=== Rows ===
/---
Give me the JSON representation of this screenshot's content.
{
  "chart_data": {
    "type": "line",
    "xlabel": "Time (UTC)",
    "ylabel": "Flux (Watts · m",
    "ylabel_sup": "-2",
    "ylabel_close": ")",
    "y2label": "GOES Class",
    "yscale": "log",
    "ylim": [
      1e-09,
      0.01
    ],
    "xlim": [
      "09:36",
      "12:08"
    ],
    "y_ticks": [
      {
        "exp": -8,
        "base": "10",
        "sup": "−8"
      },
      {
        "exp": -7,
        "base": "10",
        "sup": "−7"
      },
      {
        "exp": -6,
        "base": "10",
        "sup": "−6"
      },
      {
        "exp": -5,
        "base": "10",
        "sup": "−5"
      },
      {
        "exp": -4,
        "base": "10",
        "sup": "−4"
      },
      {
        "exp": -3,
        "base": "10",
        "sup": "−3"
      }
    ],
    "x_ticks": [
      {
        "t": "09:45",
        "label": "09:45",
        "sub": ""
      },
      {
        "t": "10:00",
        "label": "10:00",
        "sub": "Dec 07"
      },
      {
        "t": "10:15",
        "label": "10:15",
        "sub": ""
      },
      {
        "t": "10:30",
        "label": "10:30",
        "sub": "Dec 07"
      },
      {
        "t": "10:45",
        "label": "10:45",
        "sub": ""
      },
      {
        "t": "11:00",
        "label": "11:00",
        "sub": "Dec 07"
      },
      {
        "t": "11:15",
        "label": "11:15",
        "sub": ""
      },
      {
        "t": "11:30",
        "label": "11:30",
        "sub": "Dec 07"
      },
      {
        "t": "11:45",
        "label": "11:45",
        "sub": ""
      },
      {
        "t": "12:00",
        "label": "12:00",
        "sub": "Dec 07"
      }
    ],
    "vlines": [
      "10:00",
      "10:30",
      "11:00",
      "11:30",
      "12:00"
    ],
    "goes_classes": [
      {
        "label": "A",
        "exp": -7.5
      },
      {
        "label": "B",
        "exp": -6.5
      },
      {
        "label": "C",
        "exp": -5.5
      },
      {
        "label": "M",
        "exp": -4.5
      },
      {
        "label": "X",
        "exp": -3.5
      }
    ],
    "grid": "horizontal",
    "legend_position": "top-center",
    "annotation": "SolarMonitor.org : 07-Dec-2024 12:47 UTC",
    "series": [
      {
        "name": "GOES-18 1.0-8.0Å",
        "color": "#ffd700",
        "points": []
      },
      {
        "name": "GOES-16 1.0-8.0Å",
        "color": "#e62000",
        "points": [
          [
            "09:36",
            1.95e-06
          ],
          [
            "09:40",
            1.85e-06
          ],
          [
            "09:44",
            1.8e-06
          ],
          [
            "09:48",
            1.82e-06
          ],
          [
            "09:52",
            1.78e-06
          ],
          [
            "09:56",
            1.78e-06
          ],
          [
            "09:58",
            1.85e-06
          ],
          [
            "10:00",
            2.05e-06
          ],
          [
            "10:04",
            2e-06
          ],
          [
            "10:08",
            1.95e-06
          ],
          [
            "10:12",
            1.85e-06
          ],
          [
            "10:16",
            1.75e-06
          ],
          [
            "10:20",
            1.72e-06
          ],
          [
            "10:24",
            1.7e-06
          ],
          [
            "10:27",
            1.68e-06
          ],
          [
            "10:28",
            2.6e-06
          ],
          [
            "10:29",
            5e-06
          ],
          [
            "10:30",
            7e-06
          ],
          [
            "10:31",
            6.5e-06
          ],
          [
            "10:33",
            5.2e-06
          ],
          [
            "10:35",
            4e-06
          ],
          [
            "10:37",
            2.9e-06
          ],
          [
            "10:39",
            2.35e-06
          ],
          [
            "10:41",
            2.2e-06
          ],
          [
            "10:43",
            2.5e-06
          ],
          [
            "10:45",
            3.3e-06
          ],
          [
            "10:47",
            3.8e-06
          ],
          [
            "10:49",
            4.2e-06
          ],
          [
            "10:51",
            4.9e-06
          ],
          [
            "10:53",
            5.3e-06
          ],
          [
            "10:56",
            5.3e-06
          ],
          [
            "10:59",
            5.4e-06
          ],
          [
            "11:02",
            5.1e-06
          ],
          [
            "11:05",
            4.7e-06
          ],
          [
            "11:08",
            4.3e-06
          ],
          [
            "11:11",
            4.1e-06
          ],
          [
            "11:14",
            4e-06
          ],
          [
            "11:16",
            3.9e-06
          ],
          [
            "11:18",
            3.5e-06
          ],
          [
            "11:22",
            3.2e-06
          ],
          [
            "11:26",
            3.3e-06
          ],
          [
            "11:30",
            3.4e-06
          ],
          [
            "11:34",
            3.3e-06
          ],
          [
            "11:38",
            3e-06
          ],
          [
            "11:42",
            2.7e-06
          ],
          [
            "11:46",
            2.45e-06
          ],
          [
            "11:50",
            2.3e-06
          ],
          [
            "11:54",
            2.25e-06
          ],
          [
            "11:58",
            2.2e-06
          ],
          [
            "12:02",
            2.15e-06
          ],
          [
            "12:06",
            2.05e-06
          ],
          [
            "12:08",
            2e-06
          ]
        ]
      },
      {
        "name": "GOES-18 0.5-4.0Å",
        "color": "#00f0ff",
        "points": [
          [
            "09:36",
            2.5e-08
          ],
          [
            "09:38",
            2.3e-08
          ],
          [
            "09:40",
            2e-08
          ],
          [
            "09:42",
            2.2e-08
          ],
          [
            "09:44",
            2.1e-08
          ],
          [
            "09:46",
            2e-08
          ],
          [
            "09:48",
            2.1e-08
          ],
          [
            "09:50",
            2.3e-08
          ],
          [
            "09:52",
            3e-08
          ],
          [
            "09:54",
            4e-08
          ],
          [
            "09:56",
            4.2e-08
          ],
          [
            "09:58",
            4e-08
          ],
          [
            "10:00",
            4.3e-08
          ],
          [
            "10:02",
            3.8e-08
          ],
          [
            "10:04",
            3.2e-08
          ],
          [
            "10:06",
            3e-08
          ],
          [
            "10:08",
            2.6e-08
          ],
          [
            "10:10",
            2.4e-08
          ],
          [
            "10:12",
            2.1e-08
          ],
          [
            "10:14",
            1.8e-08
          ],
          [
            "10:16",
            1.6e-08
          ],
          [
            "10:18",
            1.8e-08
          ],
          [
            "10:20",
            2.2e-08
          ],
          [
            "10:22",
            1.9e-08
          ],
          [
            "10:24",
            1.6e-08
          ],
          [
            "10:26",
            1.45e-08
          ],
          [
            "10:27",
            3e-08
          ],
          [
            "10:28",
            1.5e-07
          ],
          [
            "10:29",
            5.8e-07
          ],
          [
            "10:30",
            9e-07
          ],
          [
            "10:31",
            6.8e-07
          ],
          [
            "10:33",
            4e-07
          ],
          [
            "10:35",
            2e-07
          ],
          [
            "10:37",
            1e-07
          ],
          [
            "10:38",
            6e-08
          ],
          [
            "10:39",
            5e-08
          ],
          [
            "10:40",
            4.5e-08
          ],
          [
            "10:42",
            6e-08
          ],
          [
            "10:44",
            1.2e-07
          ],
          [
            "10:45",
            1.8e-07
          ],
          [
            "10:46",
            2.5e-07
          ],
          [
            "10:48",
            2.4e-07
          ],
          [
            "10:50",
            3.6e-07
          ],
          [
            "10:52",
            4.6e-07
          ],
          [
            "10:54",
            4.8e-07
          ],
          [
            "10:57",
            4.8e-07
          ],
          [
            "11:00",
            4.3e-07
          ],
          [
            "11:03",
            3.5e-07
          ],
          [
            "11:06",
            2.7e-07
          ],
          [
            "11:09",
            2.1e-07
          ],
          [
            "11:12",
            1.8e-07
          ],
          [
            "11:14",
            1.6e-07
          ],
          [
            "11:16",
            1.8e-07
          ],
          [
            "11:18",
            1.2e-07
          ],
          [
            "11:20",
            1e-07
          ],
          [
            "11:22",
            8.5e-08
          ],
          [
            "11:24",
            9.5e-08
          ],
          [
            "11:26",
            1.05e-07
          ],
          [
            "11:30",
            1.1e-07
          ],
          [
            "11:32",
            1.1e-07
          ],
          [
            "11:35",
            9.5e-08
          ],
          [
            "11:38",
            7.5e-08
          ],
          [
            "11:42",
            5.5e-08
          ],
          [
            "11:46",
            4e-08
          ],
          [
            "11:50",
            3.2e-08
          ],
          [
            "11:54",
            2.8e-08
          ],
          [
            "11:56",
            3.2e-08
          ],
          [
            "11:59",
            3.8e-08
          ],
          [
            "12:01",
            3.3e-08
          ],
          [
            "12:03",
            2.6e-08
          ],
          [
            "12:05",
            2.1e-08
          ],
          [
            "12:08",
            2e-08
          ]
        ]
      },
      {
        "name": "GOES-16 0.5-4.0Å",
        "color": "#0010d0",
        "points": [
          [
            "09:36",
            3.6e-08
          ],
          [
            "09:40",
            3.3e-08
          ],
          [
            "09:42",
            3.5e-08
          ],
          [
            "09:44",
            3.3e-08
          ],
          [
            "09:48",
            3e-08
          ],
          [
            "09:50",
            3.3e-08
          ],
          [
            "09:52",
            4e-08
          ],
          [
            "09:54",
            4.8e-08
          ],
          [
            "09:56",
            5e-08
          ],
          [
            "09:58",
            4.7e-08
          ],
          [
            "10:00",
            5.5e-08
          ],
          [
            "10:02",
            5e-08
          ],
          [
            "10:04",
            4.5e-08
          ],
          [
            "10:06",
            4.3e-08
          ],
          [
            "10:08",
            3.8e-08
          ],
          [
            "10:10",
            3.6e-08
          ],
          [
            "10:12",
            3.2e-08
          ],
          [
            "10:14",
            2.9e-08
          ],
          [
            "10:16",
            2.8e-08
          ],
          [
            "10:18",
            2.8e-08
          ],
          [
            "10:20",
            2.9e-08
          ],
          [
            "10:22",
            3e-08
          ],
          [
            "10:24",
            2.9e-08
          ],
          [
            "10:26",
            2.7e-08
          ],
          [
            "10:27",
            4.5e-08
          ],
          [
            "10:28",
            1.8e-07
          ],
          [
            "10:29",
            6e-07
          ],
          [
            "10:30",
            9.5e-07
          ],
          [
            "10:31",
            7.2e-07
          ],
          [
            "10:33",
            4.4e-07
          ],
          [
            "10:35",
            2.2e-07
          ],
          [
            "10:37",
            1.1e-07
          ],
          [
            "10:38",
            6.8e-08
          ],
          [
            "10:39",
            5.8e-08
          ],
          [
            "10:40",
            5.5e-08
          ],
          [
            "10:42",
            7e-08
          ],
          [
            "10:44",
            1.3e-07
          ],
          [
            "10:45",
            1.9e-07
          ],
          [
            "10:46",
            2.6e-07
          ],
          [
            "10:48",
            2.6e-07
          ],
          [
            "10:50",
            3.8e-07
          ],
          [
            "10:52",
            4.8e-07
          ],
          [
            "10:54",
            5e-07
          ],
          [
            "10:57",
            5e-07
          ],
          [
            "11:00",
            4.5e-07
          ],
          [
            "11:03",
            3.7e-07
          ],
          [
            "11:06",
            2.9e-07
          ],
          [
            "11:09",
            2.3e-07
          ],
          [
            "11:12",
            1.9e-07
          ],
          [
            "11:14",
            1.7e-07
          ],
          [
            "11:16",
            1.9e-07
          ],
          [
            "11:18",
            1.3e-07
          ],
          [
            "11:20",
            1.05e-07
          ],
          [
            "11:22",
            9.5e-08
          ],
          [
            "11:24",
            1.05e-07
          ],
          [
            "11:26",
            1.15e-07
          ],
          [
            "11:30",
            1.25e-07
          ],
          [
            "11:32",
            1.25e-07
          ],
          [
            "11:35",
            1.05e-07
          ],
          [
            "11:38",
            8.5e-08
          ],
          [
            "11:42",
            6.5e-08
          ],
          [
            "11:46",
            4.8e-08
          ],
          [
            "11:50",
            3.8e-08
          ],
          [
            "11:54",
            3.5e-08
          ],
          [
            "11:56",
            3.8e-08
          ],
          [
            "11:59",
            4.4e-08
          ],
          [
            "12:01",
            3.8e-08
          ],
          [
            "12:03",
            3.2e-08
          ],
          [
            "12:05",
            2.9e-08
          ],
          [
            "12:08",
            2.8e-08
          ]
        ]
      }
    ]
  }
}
\---
=== Task requirements ===
All lines in the data that contain the word "name" should be copied.

=== Problem solution ===
        "name": "GOES-18 1.0-8.0Å",
        "name": "GOES-16 1.0-8.0Å",
        "name": "GOES-18 0.5-4.0Å",
        "name": "GOES-16 0.5-4.0Å",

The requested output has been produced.